## EXERCISE
Gather all lines from the material that contain "dots".

Extracted records
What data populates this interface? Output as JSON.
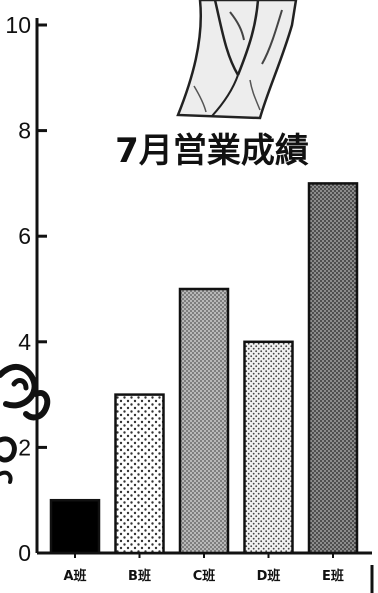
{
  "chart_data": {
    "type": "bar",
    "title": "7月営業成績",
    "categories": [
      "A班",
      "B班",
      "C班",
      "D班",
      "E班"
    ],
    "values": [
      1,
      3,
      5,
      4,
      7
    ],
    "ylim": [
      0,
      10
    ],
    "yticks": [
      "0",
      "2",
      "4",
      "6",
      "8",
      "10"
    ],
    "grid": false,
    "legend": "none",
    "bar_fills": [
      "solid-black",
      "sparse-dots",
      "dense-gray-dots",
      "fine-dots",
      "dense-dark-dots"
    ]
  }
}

## CORRECT RESPONSE
      "sparse-dots",
      "dense-gray-dots",
      "fine-dots",
      "dense-dark-dots"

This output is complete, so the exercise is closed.